▸ Exercise aim:
Copy out every line of the data below verbatim, leaving out the picture.

▸ Record extracts:
- - - - - - -

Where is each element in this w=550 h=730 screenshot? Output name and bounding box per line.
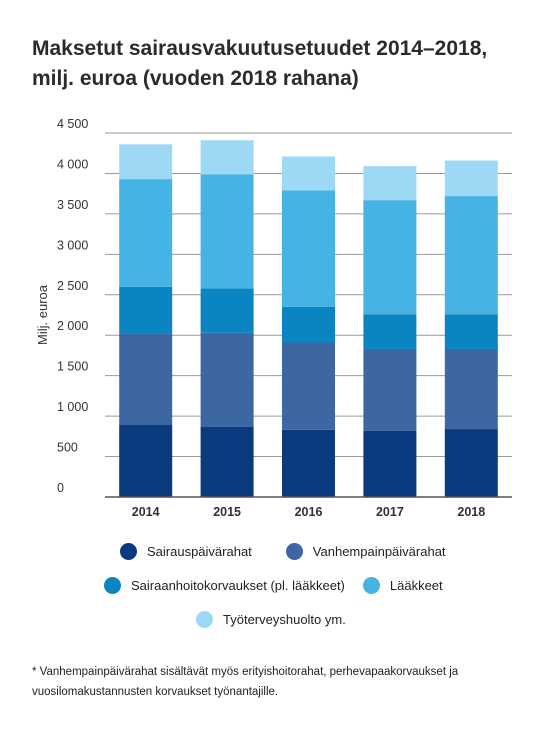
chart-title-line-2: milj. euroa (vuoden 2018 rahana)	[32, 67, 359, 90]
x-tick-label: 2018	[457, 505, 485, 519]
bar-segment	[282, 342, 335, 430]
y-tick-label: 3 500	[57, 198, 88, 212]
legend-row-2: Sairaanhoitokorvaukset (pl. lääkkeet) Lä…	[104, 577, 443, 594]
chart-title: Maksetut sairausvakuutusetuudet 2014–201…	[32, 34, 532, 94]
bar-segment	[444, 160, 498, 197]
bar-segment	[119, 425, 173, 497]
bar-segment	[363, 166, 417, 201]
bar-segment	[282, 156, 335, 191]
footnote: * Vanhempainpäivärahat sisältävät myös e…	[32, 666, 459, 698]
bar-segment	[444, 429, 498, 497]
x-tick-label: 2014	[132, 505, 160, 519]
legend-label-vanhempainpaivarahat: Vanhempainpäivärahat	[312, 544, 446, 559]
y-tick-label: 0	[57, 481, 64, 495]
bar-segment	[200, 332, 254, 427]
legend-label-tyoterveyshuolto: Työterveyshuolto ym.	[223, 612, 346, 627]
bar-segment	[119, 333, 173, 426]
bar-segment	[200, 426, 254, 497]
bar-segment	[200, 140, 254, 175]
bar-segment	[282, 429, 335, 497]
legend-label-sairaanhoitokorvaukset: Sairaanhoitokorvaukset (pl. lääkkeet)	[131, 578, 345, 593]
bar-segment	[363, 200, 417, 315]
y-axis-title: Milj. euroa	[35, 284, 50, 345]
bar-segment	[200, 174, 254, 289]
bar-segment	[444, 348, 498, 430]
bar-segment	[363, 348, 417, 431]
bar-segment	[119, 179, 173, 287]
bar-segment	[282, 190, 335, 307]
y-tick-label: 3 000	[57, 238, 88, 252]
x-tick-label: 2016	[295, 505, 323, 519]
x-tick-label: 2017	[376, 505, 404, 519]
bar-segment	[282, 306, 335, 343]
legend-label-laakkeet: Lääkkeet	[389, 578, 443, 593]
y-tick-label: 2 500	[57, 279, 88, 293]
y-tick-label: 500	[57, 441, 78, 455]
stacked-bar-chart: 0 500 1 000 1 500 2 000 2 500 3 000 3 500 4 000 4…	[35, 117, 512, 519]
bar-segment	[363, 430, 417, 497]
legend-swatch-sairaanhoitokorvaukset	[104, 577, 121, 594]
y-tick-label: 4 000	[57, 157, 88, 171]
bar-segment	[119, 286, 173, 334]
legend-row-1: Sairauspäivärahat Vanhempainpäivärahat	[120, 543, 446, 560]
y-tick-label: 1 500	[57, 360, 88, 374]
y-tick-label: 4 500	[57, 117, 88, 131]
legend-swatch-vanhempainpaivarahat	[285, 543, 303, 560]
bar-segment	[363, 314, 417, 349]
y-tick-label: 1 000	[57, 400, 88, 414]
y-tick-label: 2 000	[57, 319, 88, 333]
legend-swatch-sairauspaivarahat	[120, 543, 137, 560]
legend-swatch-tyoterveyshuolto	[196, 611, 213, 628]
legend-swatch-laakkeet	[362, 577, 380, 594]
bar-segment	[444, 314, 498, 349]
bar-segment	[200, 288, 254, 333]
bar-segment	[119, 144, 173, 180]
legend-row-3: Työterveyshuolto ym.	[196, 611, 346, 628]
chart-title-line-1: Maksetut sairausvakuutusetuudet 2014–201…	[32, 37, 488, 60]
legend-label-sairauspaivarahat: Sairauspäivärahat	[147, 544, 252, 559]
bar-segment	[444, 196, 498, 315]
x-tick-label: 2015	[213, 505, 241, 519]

- - - - - - -

▸ Answer to this exercise:
Where is each element in this w=550 h=730 screenshot? Output name and bounding box per line.
chart-title-line-2: milj. euroa (vuoden 2018 rahana)	[32, 67, 359, 90]
x-tick-label: 2018	[457, 505, 485, 519]
bar-segment	[282, 342, 335, 430]
y-tick-label: 3 500	[57, 198, 88, 212]
legend-row-2: Sairaanhoitokorvaukset (pl. lääkkeet) Lä…	[104, 577, 443, 594]
chart-title: Maksetut sairausvakuutusetuudet 2014–201…	[32, 34, 532, 94]
bar-segment	[444, 160, 498, 197]
bar-segment	[119, 425, 173, 497]
bar-segment	[363, 166, 417, 201]
bar-segment	[282, 156, 335, 191]
footnote: * Vanhempainpäivärahat sisältävät myös e…	[32, 666, 459, 698]
bar-segment	[444, 429, 498, 497]
x-tick-label: 2014	[132, 505, 160, 519]
legend-label-vanhempainpaivarahat: Vanhempainpäivärahat	[312, 544, 446, 559]
y-tick-label: 0	[57, 481, 64, 495]
bar-segment	[200, 332, 254, 427]
legend-label-tyoterveyshuolto: Työterveyshuolto ym.	[223, 612, 346, 627]
bar-segment	[119, 333, 173, 426]
bar-segment	[200, 426, 254, 497]
bar-segment	[200, 140, 254, 175]
bar-segment	[282, 429, 335, 497]
legend-label-sairaanhoitokorvaukset: Sairaanhoitokorvaukset (pl. lääkkeet)	[131, 578, 345, 593]
bar-segment	[363, 200, 417, 315]
y-axis-title: Milj. euroa	[35, 284, 50, 345]
bar-segment	[200, 174, 254, 289]
bar-segment	[444, 348, 498, 430]
bar-segment	[363, 348, 417, 431]
bar-segment	[119, 179, 173, 287]
bar-segment	[282, 190, 335, 307]
y-tick-label: 3 000	[57, 238, 88, 252]
x-tick-label: 2016	[295, 505, 323, 519]
x-tick-label: 2017	[376, 505, 404, 519]
bar-segment	[282, 306, 335, 343]
legend-label-laakkeet: Lääkkeet	[389, 578, 443, 593]
y-tick-label: 2 500	[57, 279, 88, 293]
y-tick-label: 500	[57, 441, 78, 455]
stacked-bar-chart: 0 500 1 000 1 500 2 000 2 500 3 000 3 500 4 000 4…	[35, 117, 512, 519]
bar-segment	[363, 430, 417, 497]
legend-swatch-sairaanhoitokorvaukset	[104, 577, 121, 594]
y-tick-label: 4 000	[57, 157, 88, 171]
bar-segment	[119, 286, 173, 334]
legend-row-1: Sairauspäivärahat Vanhempainpäivärahat	[120, 543, 446, 560]
y-tick-label: 1 500	[57, 360, 88, 374]
y-tick-label: 4 500	[57, 117, 88, 131]
legend-swatch-vanhempainpaivarahat	[285, 543, 303, 560]
bar-segment	[363, 314, 417, 349]
y-tick-label: 1 000	[57, 400, 88, 414]
y-tick-label: 2 000	[57, 319, 88, 333]
legend-swatch-sairauspaivarahat	[120, 543, 137, 560]
legend-swatch-tyoterveyshuolto	[196, 611, 213, 628]
legend-swatch-laakkeet	[362, 577, 380, 594]
bar-segment	[444, 314, 498, 349]
bar-segment	[200, 288, 254, 333]
bar-segment	[119, 144, 173, 180]
legend-row-3: Työterveyshuolto ym.	[196, 611, 346, 628]
chart-title-line-1: Maksetut sairausvakuutusetuudet 2014–201…	[32, 37, 488, 60]
legend-label-sairauspaivarahat: Sairauspäivärahat	[147, 544, 252, 559]
bar-segment	[444, 196, 498, 315]
x-tick-label: 2015	[213, 505, 241, 519]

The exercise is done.